Ratification is ratification. I agree that it's pointless to have a referendum on Lisbon now that Vaclav Klaus has been forced to roll over.

However, we do have another option. Give us a referendum on whether or not we stay in or out. If Cameron is really a Eurosceptic (which he patently isn't) then that's the way to go.

BETTER OFF OUT is what I say. Take back our nation and the EU be damned!

And unless Cameron gets his bloody act together and starts behaving like a true blue Conservative my vote still goes to UKIP.

4 November 2009 at 10:54  
Blogger Lord Lavendon said...

If Cameron and the Tory leadership are displaying pragmatism it is the pragmatism of the likes of Vichy France... Although I think last week the renegotiations we already taking place- after Hague called a Blair Presidency a "hostile act", France and Germany suddenly got cold feet over Blair- it is one thing for the Tories to be in agreement to sign the country away, another to let their hated political opponent run what comes out of this signing off of UK Plc.

Yes Tories are pragmatic, but if you look at this treaty even from a pragmatic viewpoint then all conclusions come to the basic point that it is wrong for Britain and wrong for Europe.

Let us also dismiss this nonsense that Britain would look stupid if she then went about trying to have a retrospective referendum on Lisbon. This underlines the ignorance of many people on a basic British constitutional principle- that no Parliament can bind its successor and Parliament is sovereign. Therefore Parliament can make or unmake any Treaty, law etc that she so chooses.

On the allegation that Britain will be isolated if we don't go along with everything the EU does, well there have been times in the past that Britain cut herself off from the affairs of Europe and Britain's position only got worse when she started to entangle herself in the affairs of Europe just before the First World War.

Also don't forget Britain imports more than she exports- it is a buyers market at present so I am sure that Germany is not going to upset one of he biggest customers just yet.

□ □ □ □ □ □ □

» Required tasks:
**A.** In the Lisbon treaty comments, what did Hague call a Blair Presidency?
**B.** Which political figures do the Lisbon treaty comments discuss?
**C.** Can you reproduce the Lisbon treaty comments from "If Cameron and" up to and including "off of UK Plc.", swapping "pragmatism" for "realism"?
The rows that come after this text play no part in what is asked.

» Data listing:
□ □ □ □ □ □ □

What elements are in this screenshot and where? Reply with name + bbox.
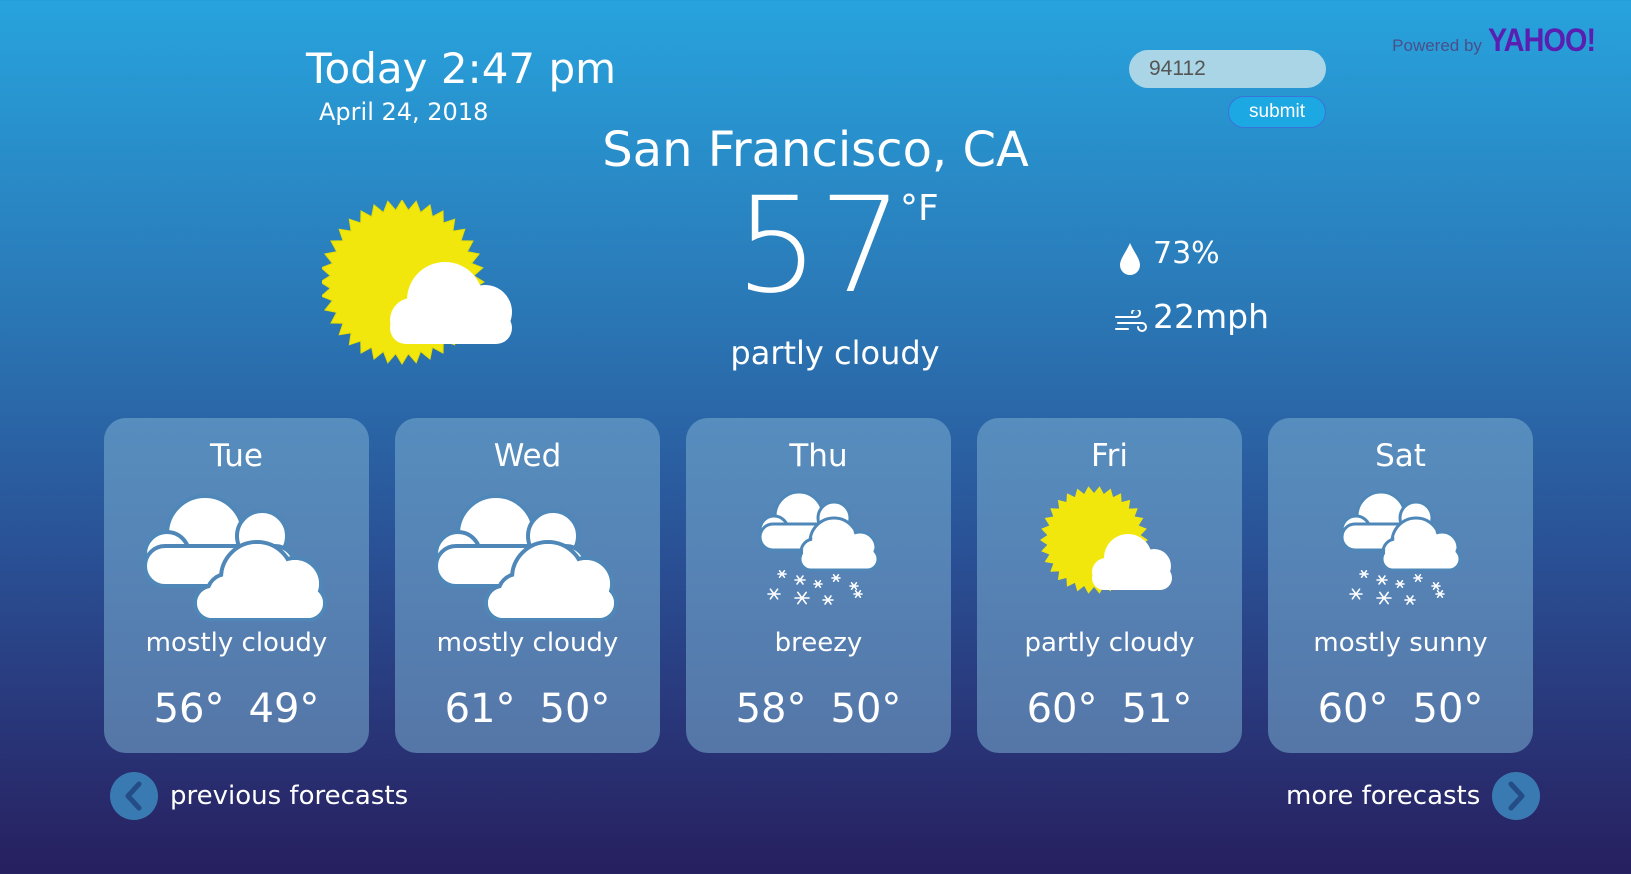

□ □ □ □ □ □ □

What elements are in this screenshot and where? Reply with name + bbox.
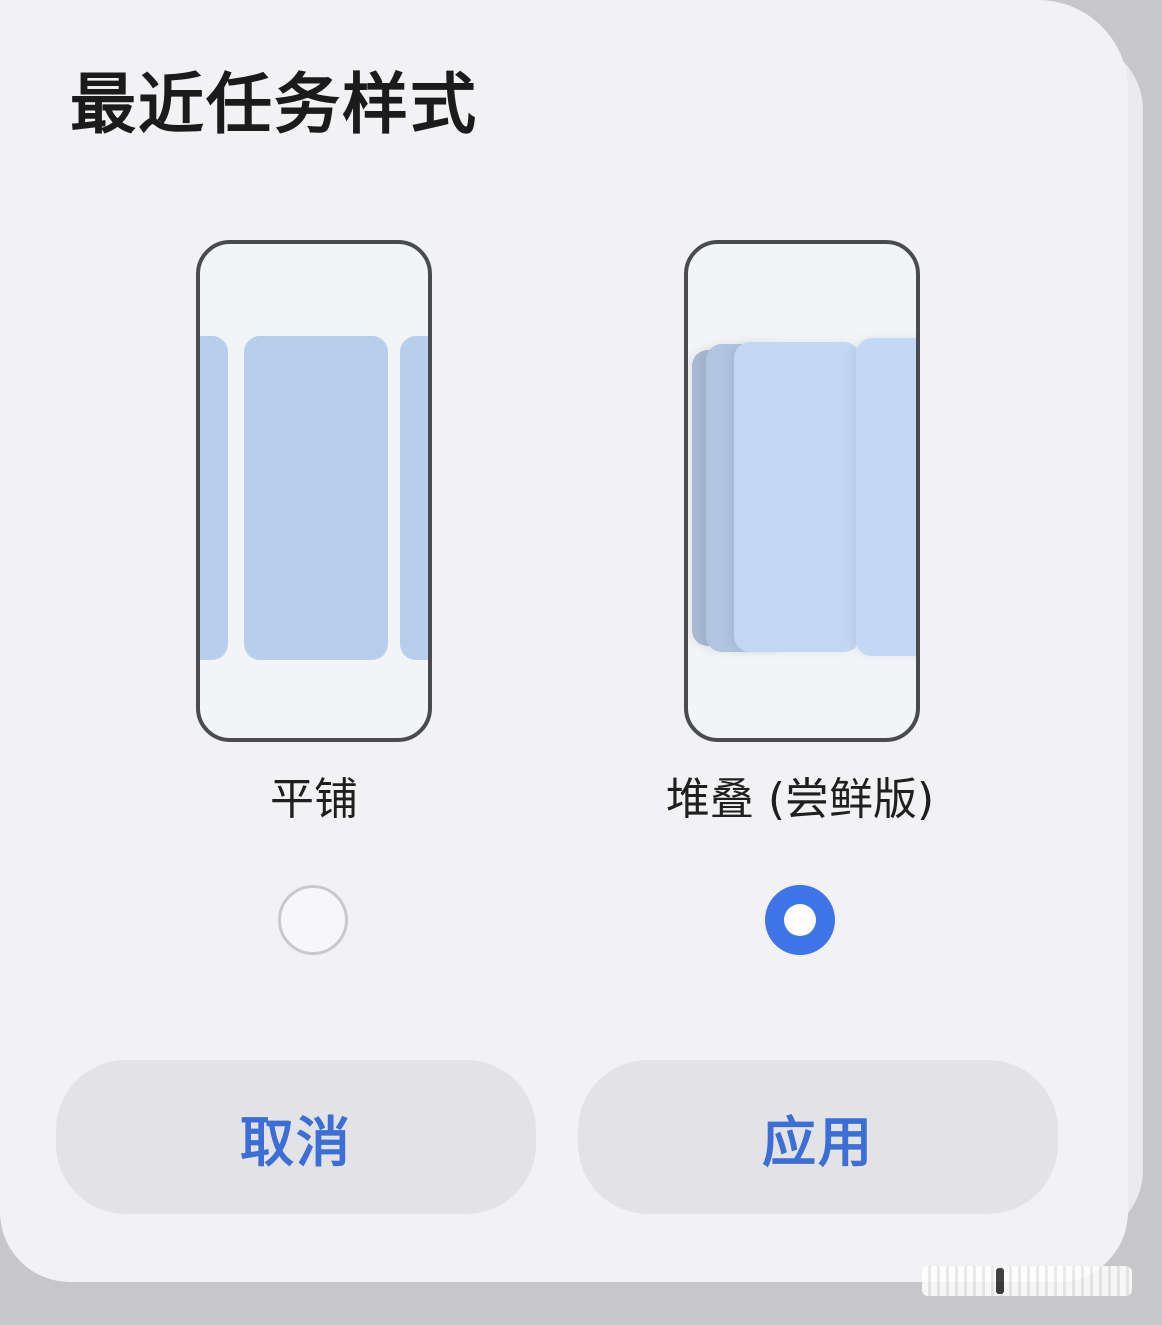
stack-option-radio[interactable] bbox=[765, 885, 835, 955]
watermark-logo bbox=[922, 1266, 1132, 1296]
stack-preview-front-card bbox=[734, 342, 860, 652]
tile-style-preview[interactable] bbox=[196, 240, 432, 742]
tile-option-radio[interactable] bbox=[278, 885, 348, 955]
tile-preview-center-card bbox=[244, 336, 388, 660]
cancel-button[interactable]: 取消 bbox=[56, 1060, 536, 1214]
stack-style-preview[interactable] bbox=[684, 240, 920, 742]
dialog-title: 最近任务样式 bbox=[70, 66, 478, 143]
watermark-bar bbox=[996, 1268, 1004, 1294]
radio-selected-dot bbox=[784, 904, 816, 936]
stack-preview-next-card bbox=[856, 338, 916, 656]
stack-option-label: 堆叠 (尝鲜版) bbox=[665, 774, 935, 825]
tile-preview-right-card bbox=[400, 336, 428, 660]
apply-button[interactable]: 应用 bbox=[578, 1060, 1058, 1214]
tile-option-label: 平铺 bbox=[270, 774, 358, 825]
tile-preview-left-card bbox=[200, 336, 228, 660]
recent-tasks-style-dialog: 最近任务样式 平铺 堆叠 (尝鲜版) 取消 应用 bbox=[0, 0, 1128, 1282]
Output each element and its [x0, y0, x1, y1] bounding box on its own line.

□ □ □ □ □ □ □

» Outputs in order:
**A.** A "hostile act."

**B.** Vaclav Klaus, Cameron, Hague, Blair

**C.**
If Cameron and the Tory leadership are displaying realism it is the realism of the likes of Vichy France... Although I think last week the renegotiations we already taking place- after Hague called a Blair Presidency a "hostile act", France and Germany suddenly got cold feet over Blair- it is one thing for the Tories to be in agreement to sign the country away, another to let their hated political opponent run what comes out of this signing off of UK Plc.